BRIEF: Leave out the images and repeat the listing below without a single change.

Data records:
+--
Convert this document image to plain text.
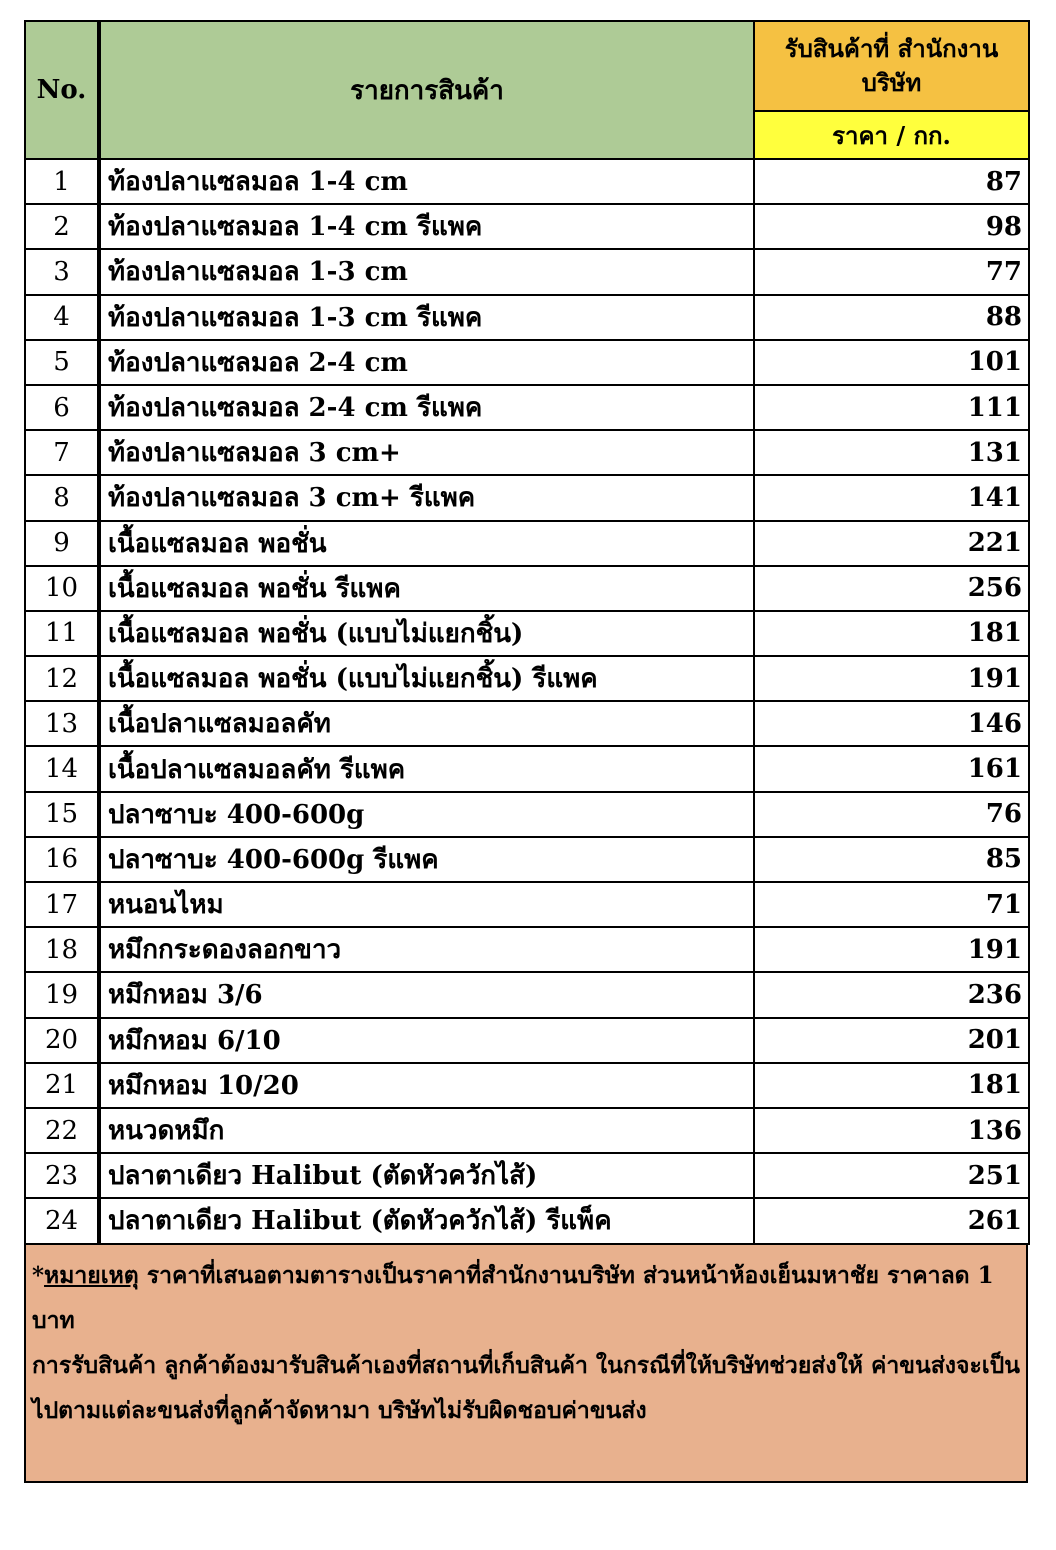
No.	รายการสินค้า	รับสินค้าที่ สำนักงานบริษัท
		ราคา / กก.
1	ท้องปลาแซลมอล 1-4 cm	87
2	ท้องปลาแซลมอล 1-4 cm รีแพค	98
3	ท้องปลาแซลมอล 1-3 cm	77
4	ท้องปลาแซลมอล 1-3 cm รีแพค	88
5	ท้องปลาแซลมอล 2-4 cm	101
6	ท้องปลาแซลมอล 2-4 cm รีแพค	111
7	ท้องปลาแซลมอล 3 cm+	131
8	ท้องปลาแซลมอล 3 cm+ รีแพค	141
9	เนื้อแซลมอล พอชั่น	221
10	เนื้อแซลมอล พอชั่น รีแพค	256
11	เนื้อแซลมอล พอชั่น (แบบไม่แยกชิ้น)	181
12	เนื้อแซลมอล พอชั่น (แบบไม่แยกชิ้น) รีแพค	191
13	เนื้อปลาแซลมอลคัท	146
14	เนื้อปลาแซลมอลคัท รีแพค	161
15	ปลาซาบะ 400-600g	76
16	ปลาซาบะ 400-600g รีแพค	85
17	หนอนไหม	71
18	หมึกกระดองลอกขาว	191
19	หมึกหอม 3/6	236
20	หมึกหอม 6/10	201
21	หมึกหอม 10/20	181
22	หนวดหมึก	136
23	ปลาตาเดียว Halibut (ตัดหัวควักไส้)	251
24	ปลาตาเดียว Halibut (ตัดหัวควักไส้) รีแพ็ค	261
*หมายเหตุ ราคาที่เสนอตามตารางเป็นราคาที่สำนักงานบริษัท ส่วนหน้าห้องเย็นมหาชัย ราคาลด 1 บาท
การรับสินค้า ลูกค้าต้องมารับสินค้าเองที่สถานที่เก็บสินค้า ในกรณีที่ให้บริษัทช่วยส่งให้ ค่าขนส่งจะเป็นไปตามแต่ละขนส่งที่ลูกค้าจัดหามา บริษัทไม่รับผิดชอบค่าขนส่ง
+--
RESULT OF THIS TASK:
Convert this document image to plain text.
No.	รายการสินค้า	รับสินค้าที่ สำนักงานบริษัท
		ราคา / กก.
1	ท้องปลาแซลมอล 1-4 cm	87
2	ท้องปลาแซลมอล 1-4 cm รีแพค	98
3	ท้องปลาแซลมอล 1-3 cm	77
4	ท้องปลาแซลมอล 1-3 cm รีแพค	88
5	ท้องปลาแซลมอล 2-4 cm	101
6	ท้องปลาแซลมอล 2-4 cm รีแพค	111
7	ท้องปลาแซลมอล 3 cm+	131
8	ท้องปลาแซลมอล 3 cm+ รีแพค	141
9	เนื้อแซลมอล พอชั่น	221
10	เนื้อแซลมอล พอชั่น รีแพค	256
11	เนื้อแซลมอล พอชั่น (แบบไม่แยกชิ้น)	181
12	เนื้อแซลมอล พอชั่น (แบบไม่แยกชิ้น) รีแพค	191
13	เนื้อปลาแซลมอลคัท	146
14	เนื้อปลาแซลมอลคัท รีแพค	161
15	ปลาซาบะ 400-600g	76
16	ปลาซาบะ 400-600g รีแพค	85
17	หนอนไหม	71
18	หมึกกระดองลอกขาว	191
19	หมึกหอม 3/6	236
20	หมึกหอม 6/10	201
21	หมึกหอม 10/20	181
22	หนวดหมึก	136
23	ปลาตาเดียว Halibut (ตัดหัวควักไส้)	251
24	ปลาตาเดียว Halibut (ตัดหัวควักไส้) รีแพ็ค	261
*หมายเหตุ ราคาที่เสนอตามตารางเป็นราคาที่สำนักงานบริษัท ส่วนหน้าห้องเย็นมหาชัย ราคาลด 1 บาท
การรับสินค้า ลูกค้าต้องมารับสินค้าเองที่สถานที่เก็บสินค้า ในกรณีที่ให้บริษัทช่วยส่งให้ ค่าขนส่งจะเป็นไปตามแต่ละขนส่งที่ลูกค้าจัดหามา บริษัทไม่รับผิดชอบค่าขนส่ง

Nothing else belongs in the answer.